WORK TO DO: Reproduce the listing exactly and skip over any pictures.

DATA FOR THIS TASK:
━━━━━━━━━━━━━━━━

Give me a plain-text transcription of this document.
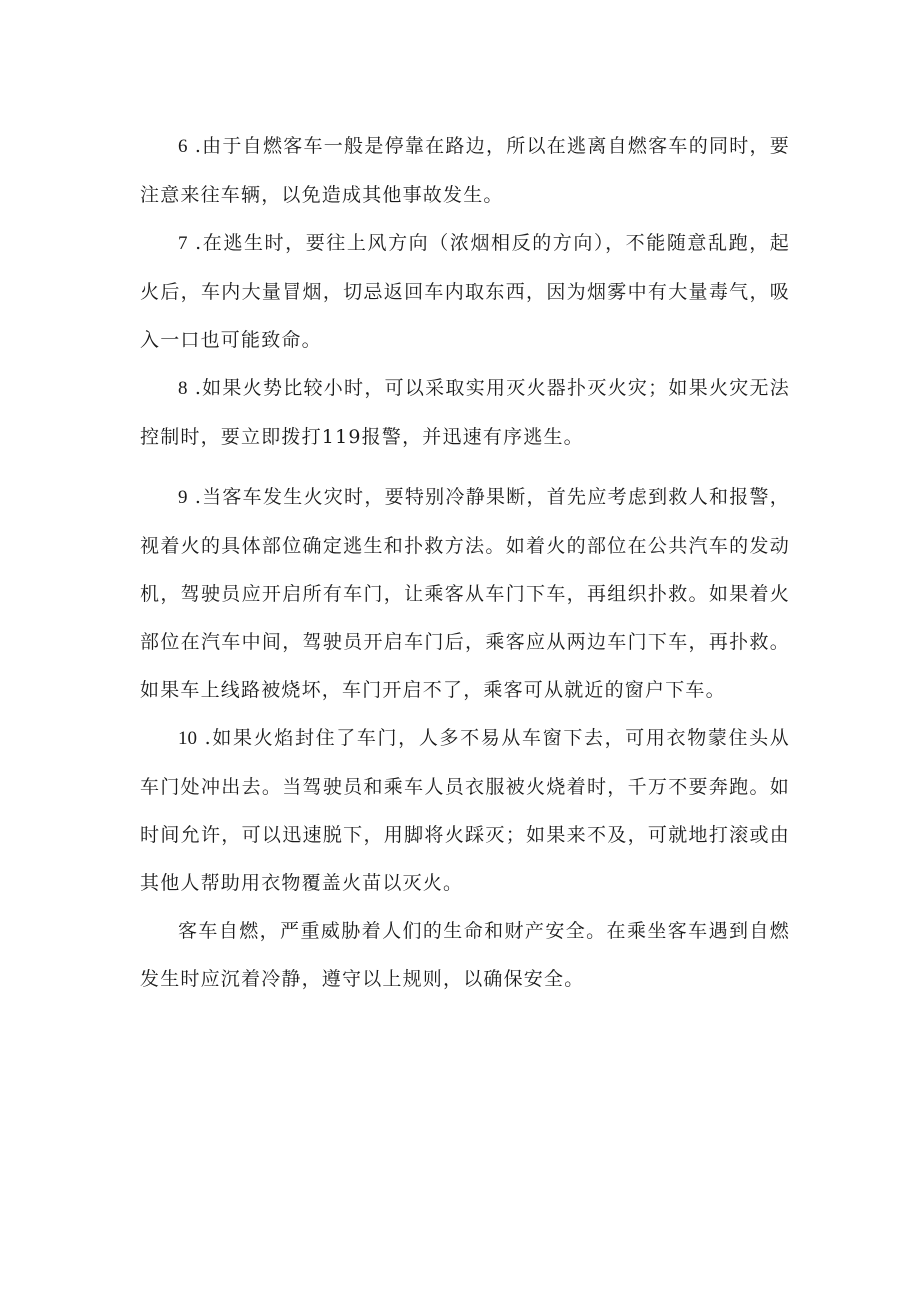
6 .由于自燃客车一般是停靠在路边，所以在逃离自燃客车的同时，要注意来往车辆，以免造成其他事故发生。

7 .在逃生时，要往上风方向（浓烟相反的方向），不能随意乱跑，起火后，车内大量冒烟，切忌返回车内取东西，因为烟雾中有大量毒气，吸入一口也可能致命。

8 .如果火势比较小时，可以采取实用灭火器扑灭火灾；如果火灾无法控制时，要立即拨打119报警，并迅速有序逃生。

9 .当客车发生火灾时，要特别冷静果断，首先应考虑到救人和报警，视着火的具体部位确定逃生和扑救方法。如着火的部位在公共汽车的发动机，驾驶员应开启所有车门，让乘客从车门下车，再组织扑救。如果着火部位在汽车中间，驾驶员开启车门后，乘客应从两边车门下车，再扑救。如果车上线路被烧坏，车门开启不了，乘客可从就近的窗户下车。

10 .如果火焰封住了车门，人多不易从车窗下去，可用衣物蒙住头从车门处冲出去。当驾驶员和乘车人员衣服被火烧着时，千万不要奔跑。如时间允许，可以迅速脱下，用脚将火踩灭；如果来不及，可就地打滚或由其他人帮助用衣物覆盖火苗以灭火。

客车自燃，严重威胁着人们的生命和财产安全。在乘坐客车遇到自燃发生时应沉着冷静，遵守以上规则，以确保安全。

━━━━━━━━━━━━━━━━

RESPONSE:
Give me a plain-text transcription of this document.
6 .由于自燃客车一般是停靠在路边，所以在逃离自燃客车的同时，要注意来往车辆，以免造成其他事故发生。

7 .在逃生时，要往上风方向（浓烟相反的方向），不能随意乱跑，起火后，车内大量冒烟，切忌返回车内取东西，因为烟雾中有大量毒气，吸入一口也可能致命。

8 .如果火势比较小时，可以采取实用灭火器扑灭火灾；如果火灾无法控制时，要立即拨打119报警，并迅速有序逃生。

9 .当客车发生火灾时，要特别冷静果断，首先应考虑到救人和报警，视着火的具体部位确定逃生和扑救方法。如着火的部位在公共汽车的发动机，驾驶员应开启所有车门，让乘客从车门下车，再组织扑救。如果着火部位在汽车中间，驾驶员开启车门后，乘客应从两边车门下车，再扑救。如果车上线路被烧坏，车门开启不了，乘客可从就近的窗户下车。

10 .如果火焰封住了车门，人多不易从车窗下去，可用衣物蒙住头从车门处冲出去。当驾驶员和乘车人员衣服被火烧着时，千万不要奔跑。如时间允许，可以迅速脱下，用脚将火踩灭；如果来不及，可就地打滚或由其他人帮助用衣物覆盖火苗以灭火。

客车自燃，严重威胁着人们的生命和财产安全。在乘坐客车遇到自燃发生时应沉着冷静，遵守以上规则，以确保安全。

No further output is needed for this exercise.